Data records:
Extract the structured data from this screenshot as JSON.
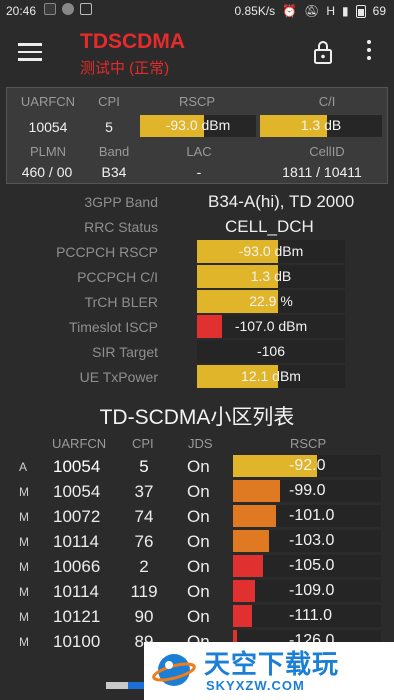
{
  "status_bar": {
    "time": "20:46",
    "net_speed": "0.85K/s",
    "network_type": "H",
    "battery": "69"
  },
  "app_bar": {
    "title": "TDSCDMA",
    "subtitle": "测试中 (正常)",
    "icons": [
      "menu-icon",
      "lock-icon",
      "more-vert-icon"
    ]
  },
  "summary": {
    "headers1": {
      "uarfcn": "UARFCN",
      "cpi": "CPI",
      "rscp": "RSCP",
      "ci": "C/I"
    },
    "values1": {
      "uarfcn": "10054",
      "cpi": "5",
      "rscp": "-93.0 dBm",
      "ci": "1.3 dB"
    },
    "rscp_level": 0.55,
    "ci_level": 0.55,
    "headers2": {
      "plmn": "PLMN",
      "band": "Band",
      "lac": "LAC",
      "cellid": "CellID"
    },
    "values2": {
      "plmn": "460 / 00",
      "band": "B34",
      "lac": "-",
      "cellid": "1811 / 10411"
    }
  },
  "details": [
    {
      "label": "3GPP Band",
      "value": "B34-A(hi), TD 2000"
    },
    {
      "label": "RRC Status",
      "value": "CELL_DCH"
    },
    {
      "label": "PCCPCH RSCP",
      "value": "-93.0 dBm",
      "level": 0.55,
      "color": "#e1b52a"
    },
    {
      "label": "PCCPCH C/I",
      "value": "1.3 dB",
      "level": 0.55,
      "color": "#e1b52a"
    },
    {
      "label": "TrCH BLER",
      "value": "22.9 %",
      "level": 0.55,
      "color": "#e1b52a"
    },
    {
      "label": "Timeslot ISCP",
      "value": "-107.0 dBm",
      "level": 0.17,
      "color": "#e03030"
    },
    {
      "label": "SIR Target",
      "value": "-106",
      "level": 0,
      "color": "#e1b52a"
    },
    {
      "label": "UE TxPower",
      "value": "12.1 dBm",
      "level": 0.55,
      "color": "#e1b52a"
    }
  ],
  "cell_list": {
    "title": "TD-SCDMA小区列表",
    "headers": {
      "uarfcn": "UARFCN",
      "cpi": "CPI",
      "jds": "JDS",
      "rscp": "RSCP"
    },
    "rows": [
      {
        "type": "A",
        "uarfcn": "10054",
        "cpi": "5",
        "jds": "On",
        "rscp": "-92.0",
        "level": 0.57,
        "color": "#e1b52a"
      },
      {
        "type": "M",
        "uarfcn": "10054",
        "cpi": "37",
        "jds": "On",
        "rscp": "-99.0",
        "level": 0.32,
        "color": "#e07a22"
      },
      {
        "type": "M",
        "uarfcn": "10072",
        "cpi": "74",
        "jds": "On",
        "rscp": "-101.0",
        "level": 0.29,
        "color": "#e07a22"
      },
      {
        "type": "M",
        "uarfcn": "10114",
        "cpi": "76",
        "jds": "On",
        "rscp": "-103.0",
        "level": 0.24,
        "color": "#e07a22"
      },
      {
        "type": "M",
        "uarfcn": "10066",
        "cpi": "2",
        "jds": "On",
        "rscp": "-105.0",
        "level": 0.2,
        "color": "#e03030"
      },
      {
        "type": "M",
        "uarfcn": "10114",
        "cpi": "119",
        "jds": "On",
        "rscp": "-109.0",
        "level": 0.15,
        "color": "#e03030"
      },
      {
        "type": "M",
        "uarfcn": "10121",
        "cpi": "90",
        "jds": "On",
        "rscp": "-111.0",
        "level": 0.13,
        "color": "#e03030"
      },
      {
        "type": "M",
        "uarfcn": "10100",
        "cpi": "89",
        "jds": "On",
        "rscp": "-126.0",
        "level": 0.03,
        "color": "#e03030"
      }
    ]
  },
  "watermark": {
    "brand": "天空下载玩",
    "domain": "SKYXZW.COM"
  }
}
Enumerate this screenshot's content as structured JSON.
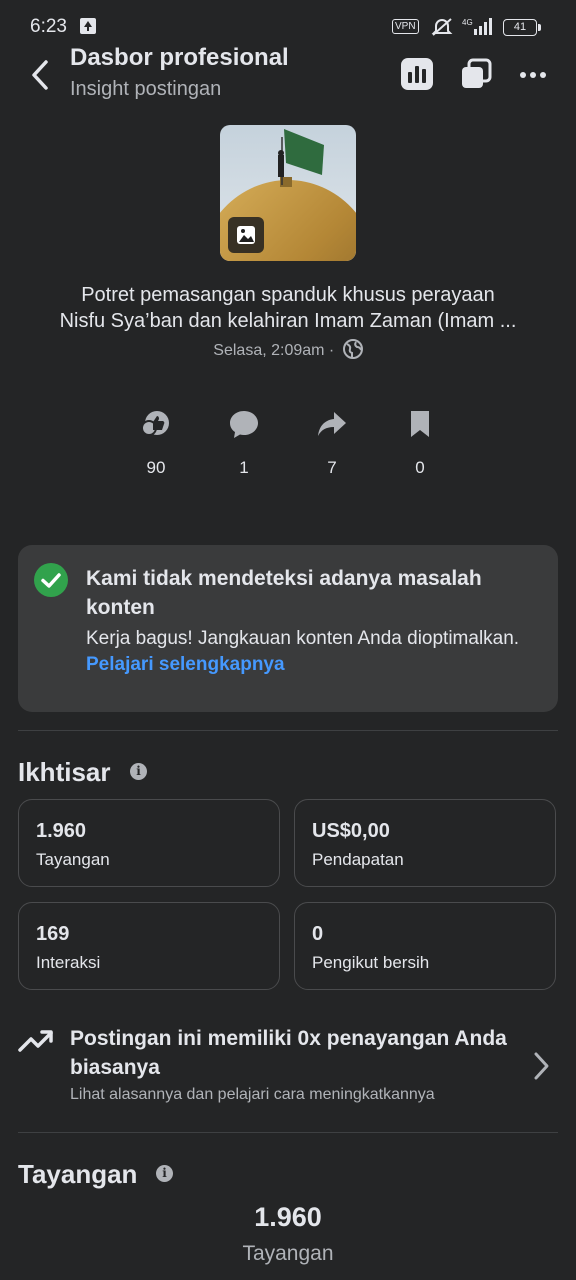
{
  "status_bar": {
    "time": "6:23",
    "vpn": "VPN",
    "network": "4G",
    "battery": "41"
  },
  "header": {
    "title": "Dasbor profesional",
    "subtitle": "Insight postingan"
  },
  "post": {
    "title_line1": "Potret pemasangan spanduk khusus perayaan",
    "title_line2": "Nisfu Sya’ban dan kelahiran Imam Zaman (Imam ...",
    "meta": "Selasa, 2:09am ·"
  },
  "stats": [
    {
      "icon": "reaction-icon",
      "value": "90"
    },
    {
      "icon": "comment-icon",
      "value": "1"
    },
    {
      "icon": "share-icon",
      "value": "7"
    },
    {
      "icon": "save-icon",
      "value": "0"
    }
  ],
  "notice": {
    "title": "Kami tidak mendeteksi adanya masalah konten",
    "body": "Kerja bagus! Jangkauan konten Anda dioptimalkan.",
    "link": "Pelajari selengkapnya"
  },
  "overview": {
    "heading": "Ikhtisar",
    "metrics": [
      {
        "value": "1.960",
        "label": "Tayangan"
      },
      {
        "value": "US$0,00",
        "label": "Pendapatan"
      },
      {
        "value": "169",
        "label": "Interaksi"
      },
      {
        "value": "0",
        "label": "Pengikut bersih"
      }
    ]
  },
  "trend": {
    "title": "Postingan ini memiliki 0x penayangan Anda biasanya",
    "subtitle": "Lihat alasannya dan pelajari cara meningkatkannya"
  },
  "views": {
    "heading": "Tayangan",
    "value": "1.960",
    "label": "Tayangan"
  },
  "colors": {
    "background": "#242526",
    "card": "#3a3b3c",
    "accent": "#4599ff",
    "success": "#31a24c"
  }
}
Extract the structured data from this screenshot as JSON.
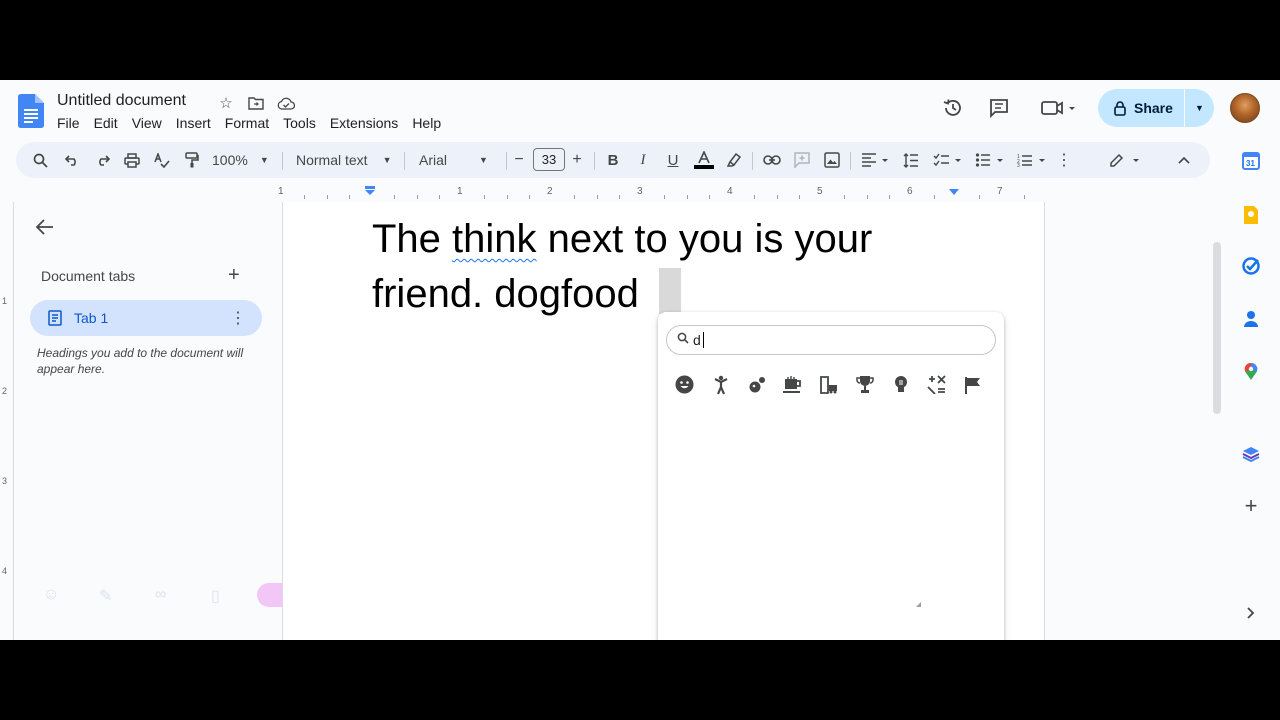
{
  "header": {
    "title": "Untitled document",
    "menu": [
      "File",
      "Edit",
      "View",
      "Insert",
      "Format",
      "Tools",
      "Extensions",
      "Help"
    ],
    "share_label": "Share"
  },
  "toolbar": {
    "zoom": "100%",
    "style": "Normal text",
    "font": "Arial",
    "font_size": "33"
  },
  "ruler": {
    "marks": [
      "1",
      "1",
      "2",
      "3",
      "4",
      "5",
      "6",
      "7"
    ]
  },
  "vruler": {
    "marks": [
      "1",
      "2",
      "3",
      "4"
    ]
  },
  "sidebar": {
    "section_label": "Document tabs",
    "tab_label": "Tab 1",
    "hint": "Headings you add to the document will appear here."
  },
  "document": {
    "line1_pre": "The ",
    "line1_word": "think",
    "line1_post": " next to you is your",
    "line2": "friend. dogfood"
  },
  "emoji_picker": {
    "search_query": "d",
    "emojis": [
      "😓",
      "😫",
      "😵‍💫",
      "😌",
      "🥸"
    ]
  }
}
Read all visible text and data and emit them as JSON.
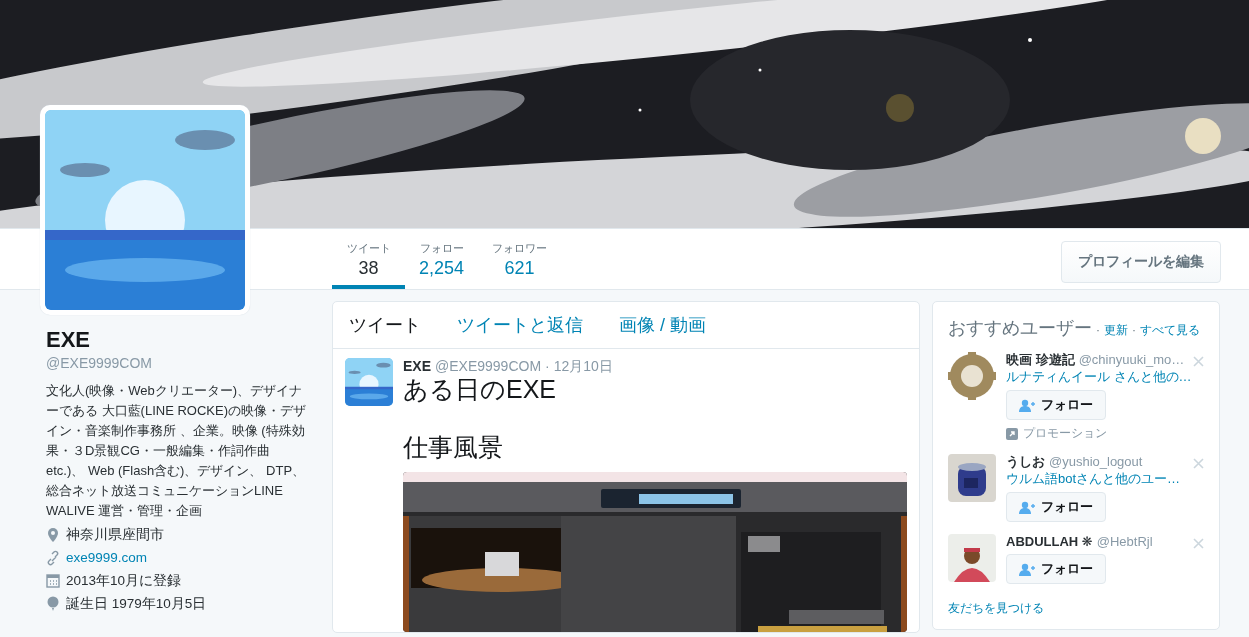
{
  "banner": {
    "kind": "picture"
  },
  "profile": {
    "avatar": {
      "kind": "picture"
    },
    "name": "EXE",
    "handle": "@EXE9999COM",
    "bio": "文化人(映像・Webクリエーター)、デザイナーである 大口藍(LINE ROCKE)の映像・デザイン・音楽制作事務所 、企業。映像 (特殊効果・３D景観CG・一般編集・作詞作曲 etc.)、 Web (Flash含む)、デザイン、 DTP、総合ネット放送コミュニケーションLINE WALIVE 運営・管理・企画",
    "details": [
      {
        "kind": "location",
        "text": "神奈川県座間市"
      },
      {
        "kind": "link",
        "text": "exe9999.com"
      },
      {
        "kind": "joined",
        "text": "2013年10月に登録"
      },
      {
        "kind": "birthday",
        "text": "誕生日 1979年10月5日"
      }
    ]
  },
  "stats": [
    {
      "label": "ツイート",
      "value": "38",
      "selected": true
    },
    {
      "label": "フォロー",
      "value": "2,254",
      "selected": false
    },
    {
      "label": "フォロワー",
      "value": "621",
      "selected": false
    }
  ],
  "edit_profile_button": "プロフィールを編集",
  "timeline": {
    "tabs": [
      {
        "label": "ツイート",
        "selected": true
      },
      {
        "label": "ツイートと返信",
        "selected": false
      },
      {
        "label": "画像 / 動画",
        "selected": false
      }
    ],
    "tweets": [
      {
        "avatar": {
          "kind": "picture"
        },
        "name": "EXE",
        "handle": "@EXE9999COM",
        "separator": "·",
        "time": "12月10日",
        "paragraphs": [
          "ある日のEXE",
          "仕事風景"
        ],
        "media": {
          "kind": "picture"
        }
      }
    ]
  },
  "suggestions": {
    "title": "おすすめユーザー",
    "links": [
      {
        "separator": "·",
        "label": "更新"
      },
      {
        "separator": "·",
        "label": "すべて見る"
      }
    ],
    "users": [
      {
        "name": "映画 珍遊記",
        "handle": "@chinyuuki_mo…",
        "context": "ルナティんイール さんと他の…",
        "follow": "フォロー",
        "promoted": "プロモーション"
      },
      {
        "name": "うしお",
        "handle": "@yushio_logout",
        "context": "ウルム語botさんと他のユー…",
        "follow": "フォロー"
      },
      {
        "name": "ABDULLAH ❋",
        "handle": "@HebtRjl",
        "follow": "フォロー"
      }
    ],
    "footer": "友だちを見つける"
  }
}
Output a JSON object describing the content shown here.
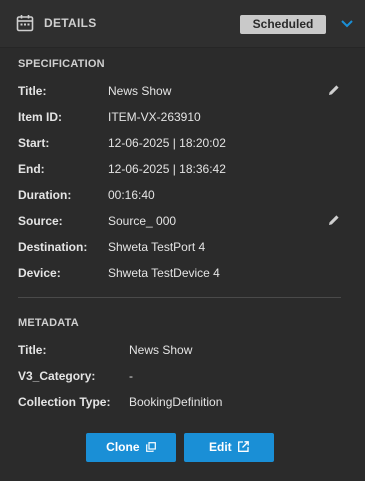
{
  "header": {
    "title": "DETAILS",
    "status": "Scheduled",
    "icon": "calendar-icon",
    "accent_color": "#1a8fd6"
  },
  "specification": {
    "title": "SPECIFICATION",
    "rows": [
      {
        "label": "Title:",
        "value": "News Show",
        "editable": true
      },
      {
        "label": "Item ID:",
        "value": "ITEM-VX-263910"
      },
      {
        "label": "Start:",
        "value": "12-06-2025 | 18:20:02"
      },
      {
        "label": "End:",
        "value": "12-06-2025 | 18:36:42"
      },
      {
        "label": "Duration:",
        "value": "00:16:40"
      },
      {
        "label": "Source:",
        "value": "Source_ 000",
        "editable": true
      },
      {
        "label": "Destination:",
        "value": "Shweta TestPort 4"
      },
      {
        "label": "Device:",
        "value": "Shweta TestDevice 4"
      }
    ]
  },
  "metadata": {
    "title": "METADATA",
    "rows": [
      {
        "label": "Title:",
        "value": "News Show"
      },
      {
        "label": "V3_Category:",
        "value": "-"
      },
      {
        "label": "Collection Type:",
        "value": "BookingDefinition"
      }
    ]
  },
  "actions": {
    "clone_label": "Clone",
    "edit_label": "Edit"
  }
}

What you will do:
Restate word for word the lines above that start at the line containing "Output a JSON" and run to the end of the listing; exclude the pictures.

Exercise answer:
Output a JSON object describing the content shown here.
{
  "header": {
    "title": "DETAILS",
    "status": "Scheduled",
    "icon": "calendar-icon",
    "accent_color": "#1a8fd6"
  },
  "specification": {
    "title": "SPECIFICATION",
    "rows": [
      {
        "label": "Title:",
        "value": "News Show",
        "editable": true
      },
      {
        "label": "Item ID:",
        "value": "ITEM-VX-263910"
      },
      {
        "label": "Start:",
        "value": "12-06-2025 | 18:20:02"
      },
      {
        "label": "End:",
        "value": "12-06-2025 | 18:36:42"
      },
      {
        "label": "Duration:",
        "value": "00:16:40"
      },
      {
        "label": "Source:",
        "value": "Source_ 000",
        "editable": true
      },
      {
        "label": "Destination:",
        "value": "Shweta TestPort 4"
      },
      {
        "label": "Device:",
        "value": "Shweta TestDevice 4"
      }
    ]
  },
  "metadata": {
    "title": "METADATA",
    "rows": [
      {
        "label": "Title:",
        "value": "News Show"
      },
      {
        "label": "V3_Category:",
        "value": "-"
      },
      {
        "label": "Collection Type:",
        "value": "BookingDefinition"
      }
    ]
  },
  "actions": {
    "clone_label": "Clone",
    "edit_label": "Edit"
  }
}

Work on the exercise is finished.